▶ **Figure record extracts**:
-----

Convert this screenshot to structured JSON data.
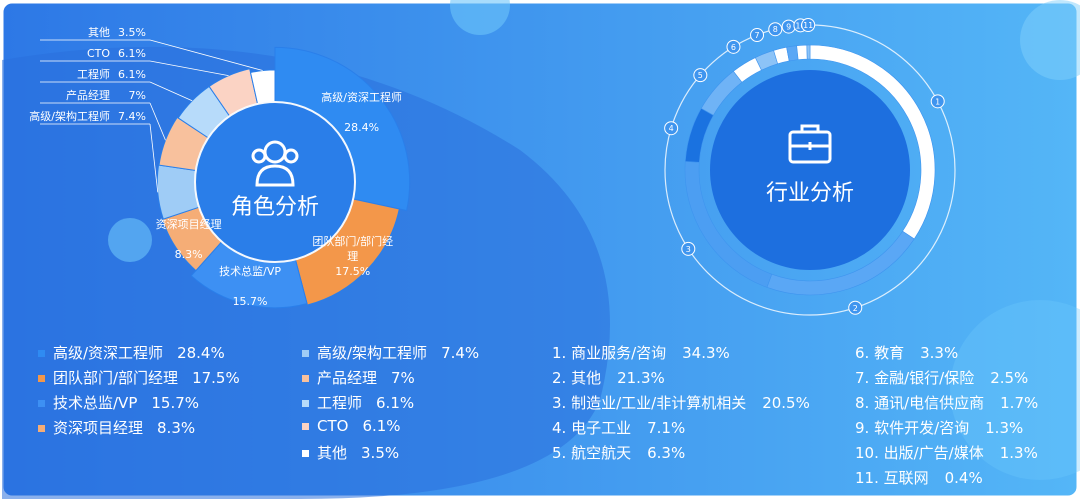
{
  "chart_data": [
    {
      "type": "rose",
      "title": "角色分析",
      "categories": [
        "高级/资深工程师",
        "团队部门/部门经理",
        "技术总监/VP",
        "资深项目经理",
        "高级/架构工程师",
        "产品经理",
        "工程师",
        "CTO",
        "其他"
      ],
      "values": [
        28.4,
        17.5,
        15.7,
        8.3,
        7.4,
        7,
        6.1,
        6.1,
        3.5
      ],
      "value_labels": [
        "28.4%",
        "17.5%",
        "15.7%",
        "8.3%",
        "7.4%",
        "7%",
        "6.1%",
        "6.1%",
        "3.5%"
      ],
      "colors": [
        "#2f8bf2",
        "#f3974a",
        "#3d90f3",
        "#f5ad76",
        "#9fccf6",
        "#f8c19d",
        "#b7dbfa",
        "#fbd3c4",
        "#ffffff"
      ]
    },
    {
      "type": "ring",
      "title": "行业分析",
      "categories": [
        "1. 商业服务/咨询",
        "2. 其他",
        "3. 制造业/工业/非计算机相关",
        "4. 电子工业",
        "5. 航空航天",
        "6. 教育",
        "7. 金融/银行/保险",
        "8. 通讯/电信供应商",
        "9. 软件开发/咨询",
        "10. 出版/广告/媒体",
        "11. 互联网"
      ],
      "marker_labels": [
        "1",
        "2",
        "3",
        "4",
        "5",
        "6",
        "7",
        "8",
        "9",
        "10",
        "11"
      ],
      "values": [
        34.3,
        21.3,
        20.5,
        7.1,
        6.3,
        3.3,
        2.5,
        1.7,
        1.3,
        1.3,
        0.4
      ],
      "value_labels": [
        "34.3%",
        "21.3%",
        "20.5%",
        "7.1%",
        "6.3%",
        "3.3%",
        "2.5%",
        "1.7%",
        "1.3%",
        "1.3%",
        "0.4%"
      ],
      "colors": [
        "#ffffff",
        "#5aa7f5",
        "#4c9ef2",
        "#1a72e0",
        "#6fb3f6",
        "#ffffff",
        "#8cc3f7",
        "#ffffff",
        "#5aa7f5",
        "#ffffff",
        "#8cc3f7"
      ]
    }
  ]
}
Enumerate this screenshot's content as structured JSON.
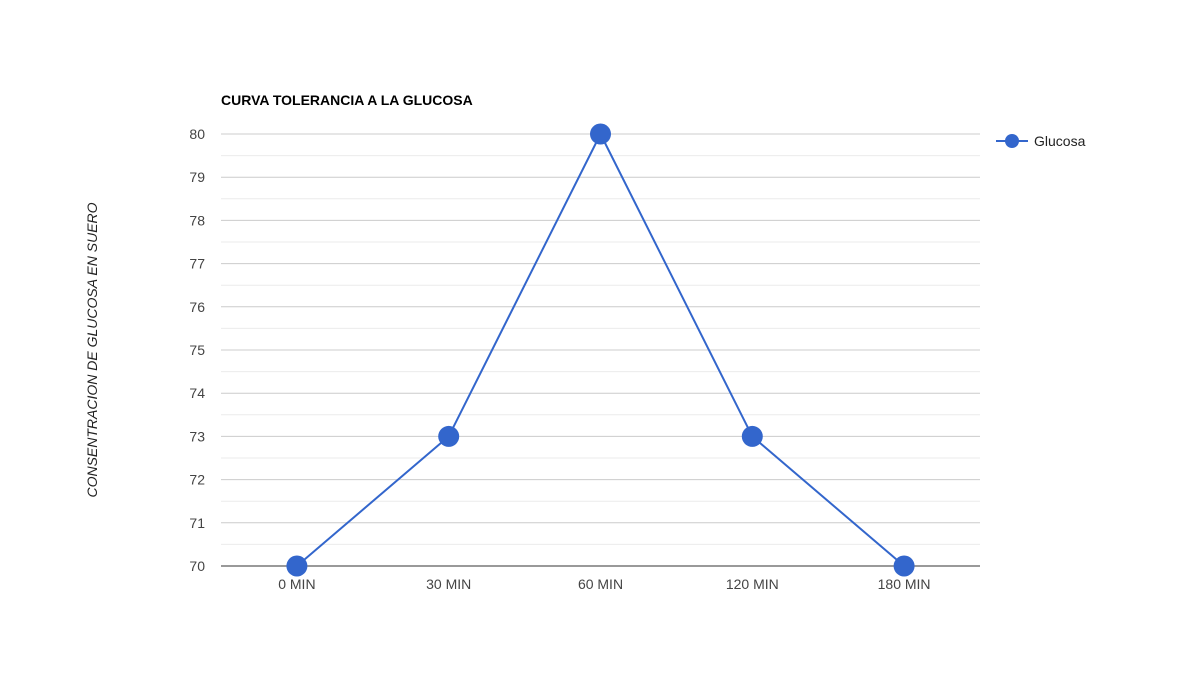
{
  "chart_data": {
    "type": "line",
    "title": "CURVA TOLERANCIA A LA GLUCOSA",
    "xlabel": "",
    "ylabel": "CONSENTRACION DE GLUCOSA EN SUERO",
    "categories": [
      "0 MIN",
      "30 MIN",
      "60 MIN",
      "120 MIN",
      "180 MIN"
    ],
    "series": [
      {
        "name": "Glucosa",
        "values": [
          70,
          73,
          80,
          73,
          70
        ],
        "color": "#3366cc"
      }
    ],
    "ylim": [
      70,
      80
    ],
    "yticks": [
      70,
      71,
      72,
      73,
      74,
      75,
      76,
      77,
      78,
      79,
      80
    ],
    "grid": true,
    "legend_position": "right"
  }
}
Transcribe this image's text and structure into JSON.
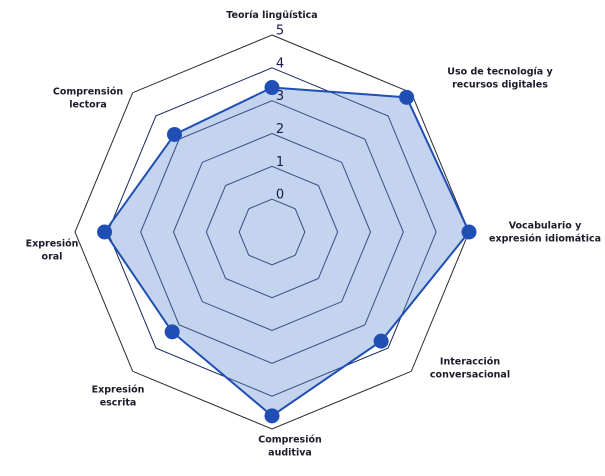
{
  "chart_data": {
    "type": "radar",
    "categories": [
      "Teoría lingüística",
      "Uso de tecnología y\nrecursos digitales",
      "Vocabulario y\nexpresión idiomática",
      "Interacción\nconversacional",
      "Compresión\nauditiva",
      "Expresión\nescrita",
      "Expresión\noral",
      "Comprensión\nlectora"
    ],
    "values": [
      3.4,
      4.8,
      5.0,
      3.7,
      4.6,
      3.3,
      4.1,
      3.2
    ],
    "color": "#1f4fb4",
    "rlim": [
      -1,
      5
    ],
    "rticks": [
      0,
      1,
      2,
      3,
      4,
      5
    ],
    "grid": true
  }
}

-----

▶ **Work required**: Select the lines from the entries that include the word "JSON".

▶ **Complete output**:
Convert this screenshot to structured JSON data.
Enumerate this screenshot's content as structured JSON.
Transcribe this image's text and structure into JSON.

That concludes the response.